## Task to carry out
Search the data below for the word "time" and copy each line that holds it.

----

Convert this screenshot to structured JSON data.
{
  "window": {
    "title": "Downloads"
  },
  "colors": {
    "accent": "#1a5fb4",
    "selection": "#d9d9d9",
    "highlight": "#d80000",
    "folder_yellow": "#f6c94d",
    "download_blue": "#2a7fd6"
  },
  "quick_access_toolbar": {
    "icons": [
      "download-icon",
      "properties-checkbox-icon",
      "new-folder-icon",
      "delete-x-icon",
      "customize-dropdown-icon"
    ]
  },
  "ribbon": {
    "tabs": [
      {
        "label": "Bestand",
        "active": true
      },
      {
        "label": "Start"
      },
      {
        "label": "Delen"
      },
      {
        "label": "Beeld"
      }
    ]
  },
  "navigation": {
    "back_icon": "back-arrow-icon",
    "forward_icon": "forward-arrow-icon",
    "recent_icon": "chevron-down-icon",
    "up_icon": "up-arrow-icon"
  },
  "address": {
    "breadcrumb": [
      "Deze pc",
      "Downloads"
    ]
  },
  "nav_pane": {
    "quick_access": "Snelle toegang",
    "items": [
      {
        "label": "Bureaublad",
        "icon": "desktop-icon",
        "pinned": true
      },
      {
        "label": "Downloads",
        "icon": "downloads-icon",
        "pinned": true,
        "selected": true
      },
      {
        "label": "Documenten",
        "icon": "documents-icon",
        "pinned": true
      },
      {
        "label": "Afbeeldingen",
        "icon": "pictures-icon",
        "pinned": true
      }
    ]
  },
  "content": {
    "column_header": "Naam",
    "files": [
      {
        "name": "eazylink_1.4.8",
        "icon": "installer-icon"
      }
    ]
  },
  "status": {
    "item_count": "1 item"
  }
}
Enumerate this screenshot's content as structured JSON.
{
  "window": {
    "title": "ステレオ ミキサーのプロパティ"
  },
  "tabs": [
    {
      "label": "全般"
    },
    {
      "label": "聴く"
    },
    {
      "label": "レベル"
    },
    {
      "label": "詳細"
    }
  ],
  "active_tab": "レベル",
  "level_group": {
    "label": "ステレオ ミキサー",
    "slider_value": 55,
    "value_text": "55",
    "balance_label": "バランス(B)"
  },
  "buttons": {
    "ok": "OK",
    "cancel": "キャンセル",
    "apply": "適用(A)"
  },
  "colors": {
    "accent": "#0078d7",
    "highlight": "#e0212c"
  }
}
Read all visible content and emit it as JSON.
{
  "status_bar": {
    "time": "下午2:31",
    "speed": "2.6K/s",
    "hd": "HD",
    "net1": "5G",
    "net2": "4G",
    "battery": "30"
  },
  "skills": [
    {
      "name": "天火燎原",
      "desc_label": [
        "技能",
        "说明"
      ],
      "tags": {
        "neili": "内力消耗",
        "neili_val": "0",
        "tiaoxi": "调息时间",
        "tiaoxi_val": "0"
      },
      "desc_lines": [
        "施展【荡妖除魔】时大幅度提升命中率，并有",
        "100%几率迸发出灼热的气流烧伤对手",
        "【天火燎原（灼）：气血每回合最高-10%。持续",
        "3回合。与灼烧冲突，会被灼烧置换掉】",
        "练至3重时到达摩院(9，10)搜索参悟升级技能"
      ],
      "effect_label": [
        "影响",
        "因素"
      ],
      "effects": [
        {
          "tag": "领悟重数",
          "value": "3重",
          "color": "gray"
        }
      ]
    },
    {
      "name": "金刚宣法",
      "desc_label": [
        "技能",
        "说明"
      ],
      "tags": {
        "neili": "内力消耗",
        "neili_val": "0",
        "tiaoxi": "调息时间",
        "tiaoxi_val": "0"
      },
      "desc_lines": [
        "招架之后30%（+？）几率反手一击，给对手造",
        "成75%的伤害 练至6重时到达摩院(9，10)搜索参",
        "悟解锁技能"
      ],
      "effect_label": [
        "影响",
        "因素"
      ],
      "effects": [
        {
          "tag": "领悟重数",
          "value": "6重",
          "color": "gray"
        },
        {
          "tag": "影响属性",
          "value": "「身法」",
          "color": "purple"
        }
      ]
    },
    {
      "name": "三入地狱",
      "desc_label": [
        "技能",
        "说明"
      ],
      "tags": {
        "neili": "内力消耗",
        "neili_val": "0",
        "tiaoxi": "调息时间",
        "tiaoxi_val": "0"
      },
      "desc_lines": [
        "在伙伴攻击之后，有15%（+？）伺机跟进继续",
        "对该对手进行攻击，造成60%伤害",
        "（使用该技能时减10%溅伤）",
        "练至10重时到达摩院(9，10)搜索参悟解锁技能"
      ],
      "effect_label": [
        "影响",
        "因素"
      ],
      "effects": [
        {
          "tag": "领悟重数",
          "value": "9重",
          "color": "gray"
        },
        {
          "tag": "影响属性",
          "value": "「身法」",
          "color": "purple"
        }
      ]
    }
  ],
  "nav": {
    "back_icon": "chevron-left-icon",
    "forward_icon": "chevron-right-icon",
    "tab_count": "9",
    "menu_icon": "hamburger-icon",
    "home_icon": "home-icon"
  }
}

----

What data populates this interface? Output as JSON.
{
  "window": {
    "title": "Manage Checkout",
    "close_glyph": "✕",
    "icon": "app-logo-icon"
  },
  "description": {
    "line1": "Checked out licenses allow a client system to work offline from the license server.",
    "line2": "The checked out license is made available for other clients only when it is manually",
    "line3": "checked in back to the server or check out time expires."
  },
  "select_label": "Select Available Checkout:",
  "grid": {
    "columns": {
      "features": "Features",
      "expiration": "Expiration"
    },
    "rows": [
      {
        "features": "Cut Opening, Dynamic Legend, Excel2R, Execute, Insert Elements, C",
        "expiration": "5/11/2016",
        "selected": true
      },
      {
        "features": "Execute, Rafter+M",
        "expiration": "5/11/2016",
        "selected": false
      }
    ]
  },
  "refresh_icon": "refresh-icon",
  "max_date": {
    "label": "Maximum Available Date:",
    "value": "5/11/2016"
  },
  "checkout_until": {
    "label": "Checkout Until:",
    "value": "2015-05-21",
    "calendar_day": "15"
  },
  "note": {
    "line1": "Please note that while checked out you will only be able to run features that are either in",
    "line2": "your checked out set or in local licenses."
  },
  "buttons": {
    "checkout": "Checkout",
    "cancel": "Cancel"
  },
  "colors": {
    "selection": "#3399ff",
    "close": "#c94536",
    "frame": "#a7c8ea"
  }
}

----

## Exercise response
    "time": "下午2:31",
    "line3": "checked in back to the server or check out time expires."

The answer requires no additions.